== Data shown ==

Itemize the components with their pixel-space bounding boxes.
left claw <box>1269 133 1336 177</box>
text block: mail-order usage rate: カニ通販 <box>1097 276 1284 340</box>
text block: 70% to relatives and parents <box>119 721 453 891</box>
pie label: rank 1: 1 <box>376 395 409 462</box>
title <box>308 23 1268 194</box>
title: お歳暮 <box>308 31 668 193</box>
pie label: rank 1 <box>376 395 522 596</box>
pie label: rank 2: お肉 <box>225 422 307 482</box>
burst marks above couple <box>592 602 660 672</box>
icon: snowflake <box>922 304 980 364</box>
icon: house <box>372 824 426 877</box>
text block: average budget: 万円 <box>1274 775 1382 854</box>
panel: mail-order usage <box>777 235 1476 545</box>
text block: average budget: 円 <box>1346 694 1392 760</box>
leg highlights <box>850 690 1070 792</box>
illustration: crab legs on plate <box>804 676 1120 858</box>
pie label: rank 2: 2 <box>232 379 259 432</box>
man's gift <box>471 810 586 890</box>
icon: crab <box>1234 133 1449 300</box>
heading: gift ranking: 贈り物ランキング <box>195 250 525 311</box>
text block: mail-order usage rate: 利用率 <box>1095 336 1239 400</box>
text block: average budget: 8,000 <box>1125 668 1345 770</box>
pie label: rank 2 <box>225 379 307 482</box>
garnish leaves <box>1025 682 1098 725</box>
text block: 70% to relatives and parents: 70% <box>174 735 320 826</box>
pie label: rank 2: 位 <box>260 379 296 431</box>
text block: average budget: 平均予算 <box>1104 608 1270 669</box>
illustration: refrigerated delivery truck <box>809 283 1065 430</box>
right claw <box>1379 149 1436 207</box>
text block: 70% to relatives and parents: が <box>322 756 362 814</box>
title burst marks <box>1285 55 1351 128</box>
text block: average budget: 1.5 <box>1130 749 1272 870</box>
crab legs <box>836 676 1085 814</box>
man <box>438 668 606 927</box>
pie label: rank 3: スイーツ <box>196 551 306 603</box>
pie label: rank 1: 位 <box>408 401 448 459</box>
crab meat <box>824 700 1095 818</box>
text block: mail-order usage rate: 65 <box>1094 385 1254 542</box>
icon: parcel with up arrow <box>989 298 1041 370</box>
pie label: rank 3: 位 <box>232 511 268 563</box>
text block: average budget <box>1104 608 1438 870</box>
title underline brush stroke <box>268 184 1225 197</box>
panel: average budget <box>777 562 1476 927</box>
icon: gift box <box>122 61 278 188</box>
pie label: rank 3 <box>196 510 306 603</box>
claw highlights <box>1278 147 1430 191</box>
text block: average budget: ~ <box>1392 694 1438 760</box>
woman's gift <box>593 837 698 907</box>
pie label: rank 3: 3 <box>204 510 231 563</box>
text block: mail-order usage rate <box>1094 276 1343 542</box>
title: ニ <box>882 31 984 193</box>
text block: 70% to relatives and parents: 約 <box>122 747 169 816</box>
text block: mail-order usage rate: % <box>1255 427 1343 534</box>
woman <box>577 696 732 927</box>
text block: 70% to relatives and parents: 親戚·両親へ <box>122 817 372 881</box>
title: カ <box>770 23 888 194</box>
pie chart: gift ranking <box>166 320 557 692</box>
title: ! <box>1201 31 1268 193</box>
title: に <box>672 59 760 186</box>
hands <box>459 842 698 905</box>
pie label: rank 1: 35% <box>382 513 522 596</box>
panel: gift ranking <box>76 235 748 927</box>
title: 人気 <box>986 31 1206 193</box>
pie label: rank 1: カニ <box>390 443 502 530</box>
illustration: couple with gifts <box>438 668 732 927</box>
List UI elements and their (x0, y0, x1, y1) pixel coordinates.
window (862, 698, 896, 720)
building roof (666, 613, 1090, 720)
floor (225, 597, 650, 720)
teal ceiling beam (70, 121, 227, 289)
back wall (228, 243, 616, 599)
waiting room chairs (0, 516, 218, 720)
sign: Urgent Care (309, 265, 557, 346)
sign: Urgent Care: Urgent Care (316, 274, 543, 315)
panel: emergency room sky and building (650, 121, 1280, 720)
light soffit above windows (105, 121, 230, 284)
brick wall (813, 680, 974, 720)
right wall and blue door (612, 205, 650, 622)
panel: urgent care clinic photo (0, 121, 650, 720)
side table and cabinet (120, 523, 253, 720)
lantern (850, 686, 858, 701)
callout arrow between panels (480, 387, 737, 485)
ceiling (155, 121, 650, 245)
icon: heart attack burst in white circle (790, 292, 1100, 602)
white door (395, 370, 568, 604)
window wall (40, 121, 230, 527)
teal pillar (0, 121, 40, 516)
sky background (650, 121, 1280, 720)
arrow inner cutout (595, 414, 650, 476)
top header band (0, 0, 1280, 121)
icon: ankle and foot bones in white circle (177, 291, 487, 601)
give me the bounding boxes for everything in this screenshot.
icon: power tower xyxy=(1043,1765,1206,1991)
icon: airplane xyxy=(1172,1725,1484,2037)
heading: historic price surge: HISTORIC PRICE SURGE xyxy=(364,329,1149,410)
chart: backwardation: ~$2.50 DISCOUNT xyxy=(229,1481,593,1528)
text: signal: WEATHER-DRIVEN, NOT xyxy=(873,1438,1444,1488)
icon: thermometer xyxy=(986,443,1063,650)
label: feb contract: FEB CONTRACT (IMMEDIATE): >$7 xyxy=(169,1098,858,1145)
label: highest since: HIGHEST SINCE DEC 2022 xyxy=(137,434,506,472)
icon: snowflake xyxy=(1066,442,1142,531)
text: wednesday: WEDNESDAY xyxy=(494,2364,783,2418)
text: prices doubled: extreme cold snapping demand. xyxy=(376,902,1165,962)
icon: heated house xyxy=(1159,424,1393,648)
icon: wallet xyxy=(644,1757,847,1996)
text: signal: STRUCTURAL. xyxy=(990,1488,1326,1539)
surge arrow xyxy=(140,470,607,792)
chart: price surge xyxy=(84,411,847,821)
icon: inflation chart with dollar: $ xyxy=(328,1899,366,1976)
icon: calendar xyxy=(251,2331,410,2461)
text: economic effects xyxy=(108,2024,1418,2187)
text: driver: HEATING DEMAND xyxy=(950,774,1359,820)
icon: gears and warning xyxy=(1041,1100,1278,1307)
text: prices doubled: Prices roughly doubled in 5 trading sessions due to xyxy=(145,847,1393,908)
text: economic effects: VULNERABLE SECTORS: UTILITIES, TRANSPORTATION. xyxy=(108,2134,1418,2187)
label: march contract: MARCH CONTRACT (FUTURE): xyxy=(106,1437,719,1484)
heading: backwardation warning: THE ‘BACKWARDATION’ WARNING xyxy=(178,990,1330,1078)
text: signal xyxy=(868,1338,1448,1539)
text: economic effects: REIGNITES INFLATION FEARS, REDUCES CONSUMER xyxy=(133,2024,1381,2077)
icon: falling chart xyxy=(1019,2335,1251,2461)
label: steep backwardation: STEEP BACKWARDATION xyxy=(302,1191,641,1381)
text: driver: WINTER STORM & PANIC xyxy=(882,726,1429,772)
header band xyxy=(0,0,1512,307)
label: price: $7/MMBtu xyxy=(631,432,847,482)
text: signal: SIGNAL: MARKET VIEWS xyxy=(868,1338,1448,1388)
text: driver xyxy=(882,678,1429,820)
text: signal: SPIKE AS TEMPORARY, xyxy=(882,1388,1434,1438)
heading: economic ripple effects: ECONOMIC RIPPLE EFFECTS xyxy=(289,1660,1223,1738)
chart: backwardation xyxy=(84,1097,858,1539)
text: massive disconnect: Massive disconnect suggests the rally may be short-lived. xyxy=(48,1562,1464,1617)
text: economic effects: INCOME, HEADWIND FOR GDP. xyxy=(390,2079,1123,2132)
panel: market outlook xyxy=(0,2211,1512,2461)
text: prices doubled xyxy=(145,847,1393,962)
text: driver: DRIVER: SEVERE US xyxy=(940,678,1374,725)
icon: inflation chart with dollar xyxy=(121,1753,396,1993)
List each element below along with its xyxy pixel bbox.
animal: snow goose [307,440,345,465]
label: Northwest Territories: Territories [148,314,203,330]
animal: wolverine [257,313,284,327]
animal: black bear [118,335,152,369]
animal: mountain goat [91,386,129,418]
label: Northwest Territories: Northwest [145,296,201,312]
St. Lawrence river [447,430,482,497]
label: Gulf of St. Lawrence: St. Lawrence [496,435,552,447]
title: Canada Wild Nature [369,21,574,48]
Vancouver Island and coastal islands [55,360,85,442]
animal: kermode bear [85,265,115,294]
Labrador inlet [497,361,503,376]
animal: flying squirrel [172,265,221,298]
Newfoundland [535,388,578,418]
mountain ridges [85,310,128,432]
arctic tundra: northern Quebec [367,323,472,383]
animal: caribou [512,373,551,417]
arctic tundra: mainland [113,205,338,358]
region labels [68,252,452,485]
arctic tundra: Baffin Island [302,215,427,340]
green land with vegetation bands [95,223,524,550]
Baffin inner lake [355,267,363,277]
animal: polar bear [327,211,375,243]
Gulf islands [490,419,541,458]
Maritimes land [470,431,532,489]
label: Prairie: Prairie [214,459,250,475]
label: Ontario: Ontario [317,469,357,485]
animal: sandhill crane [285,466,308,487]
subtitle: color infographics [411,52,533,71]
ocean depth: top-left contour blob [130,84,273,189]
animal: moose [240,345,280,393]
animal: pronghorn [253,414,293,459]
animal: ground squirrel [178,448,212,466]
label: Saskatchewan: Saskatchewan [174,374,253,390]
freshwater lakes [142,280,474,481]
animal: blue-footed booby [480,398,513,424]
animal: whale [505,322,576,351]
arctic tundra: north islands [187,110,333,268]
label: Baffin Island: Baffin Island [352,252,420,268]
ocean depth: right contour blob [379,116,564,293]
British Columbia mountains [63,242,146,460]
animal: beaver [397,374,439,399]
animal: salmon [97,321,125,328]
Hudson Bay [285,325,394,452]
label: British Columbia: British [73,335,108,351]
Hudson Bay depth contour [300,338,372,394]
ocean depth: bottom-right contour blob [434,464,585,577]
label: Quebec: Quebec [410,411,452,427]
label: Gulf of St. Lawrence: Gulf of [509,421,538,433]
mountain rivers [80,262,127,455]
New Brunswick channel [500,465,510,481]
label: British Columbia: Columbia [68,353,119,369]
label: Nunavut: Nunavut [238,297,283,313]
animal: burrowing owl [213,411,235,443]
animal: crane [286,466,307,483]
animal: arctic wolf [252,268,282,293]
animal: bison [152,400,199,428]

===

▶ [Aim of the exercise]: Rewrite the items from the first line through the line that contains "icon: house <box>372 824 426 877</box>", replacing every occurrence of "pie label" with "chart label" and leaving everything else unchanged.

▶ [Exercise response]:
Itemize the components with their pixel-space bounding boxes.
left claw <box>1269 133 1336 177</box>
text block: mail-order usage rate: カニ通販 <box>1097 276 1284 340</box>
text block: 70% to relatives and parents <box>119 721 453 891</box>
chart label: rank 1: 1 <box>376 395 409 462</box>
title <box>308 23 1268 194</box>
title: お歳暮 <box>308 31 668 193</box>
chart label: rank 1 <box>376 395 522 596</box>
chart label: rank 2: お肉 <box>225 422 307 482</box>
burst marks above couple <box>592 602 660 672</box>
icon: snowflake <box>922 304 980 364</box>
icon: house <box>372 824 426 877</box>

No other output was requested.